What to do:
Report how many lines hold the word "text"; give nothing but the number.

Start of Data shown

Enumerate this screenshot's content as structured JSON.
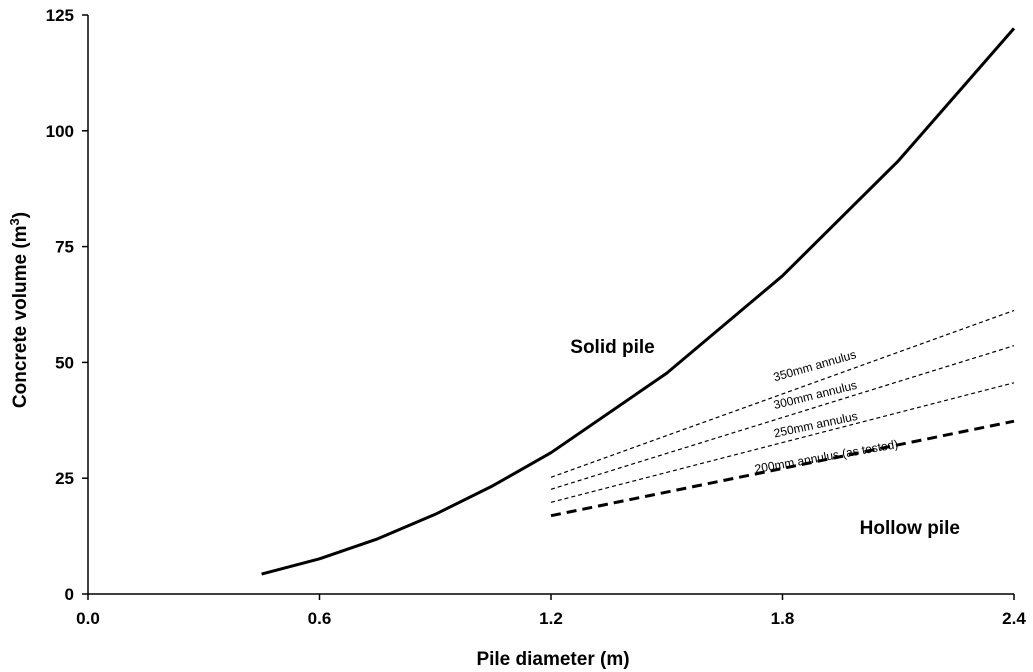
{
  "chart_data": {
    "type": "line",
    "title": "",
    "xlabel": "Pile diameter (m)",
    "ylabel": "Concrete volume (m³)",
    "xlim": [
      0.0,
      2.4
    ],
    "ylim": [
      0,
      125
    ],
    "xticks": [
      "0.0",
      "0.6",
      "1.2",
      "1.8",
      "2.4"
    ],
    "yticks": [
      "0",
      "25",
      "50",
      "75",
      "100",
      "125"
    ],
    "grid": false,
    "series": [
      {
        "id": "solid",
        "style": "solid",
        "x": [
          0.45,
          0.6,
          0.75,
          0.9,
          1.05,
          1.2,
          1.5,
          1.8,
          2.1,
          2.4
        ],
        "y": [
          4.3,
          7.6,
          11.9,
          17.2,
          23.4,
          30.5,
          47.7,
          68.7,
          93.5,
          122.1
        ]
      },
      {
        "id": "a350",
        "style": "thin-dashed",
        "x": [
          1.2,
          2.4
        ],
        "y": [
          25.2,
          61.2
        ]
      },
      {
        "id": "a300",
        "style": "thin-dashed",
        "x": [
          1.2,
          2.4
        ],
        "y": [
          22.6,
          53.6
        ]
      },
      {
        "id": "a250",
        "style": "thin-dashed",
        "x": [
          1.2,
          2.4
        ],
        "y": [
          19.8,
          45.6
        ]
      },
      {
        "id": "a200",
        "style": "thick-dashed",
        "x": [
          1.2,
          2.4
        ],
        "y": [
          16.9,
          37.3
        ]
      }
    ],
    "annotations": [
      {
        "text": "Solid pile",
        "x": 1.25,
        "y": 52,
        "size": "large",
        "rotate": 0
      },
      {
        "text": "Hollow pile",
        "x": 2.0,
        "y": 13,
        "size": "large",
        "rotate": 0
      },
      {
        "text": "350mm annulus",
        "x": 1.78,
        "y": 45.9,
        "size": "small",
        "rotate": -16
      },
      {
        "text": "300mm annulus",
        "x": 1.78,
        "y": 39.9,
        "size": "small",
        "rotate": -14
      },
      {
        "text": "250mm annulus",
        "x": 1.78,
        "y": 33.8,
        "size": "small",
        "rotate": -12
      },
      {
        "text": "200mm annulus (as tested)",
        "x": 1.73,
        "y": 26.1,
        "size": "small",
        "rotate": -10
      }
    ]
  }
}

End of Data shown

Written answer:
6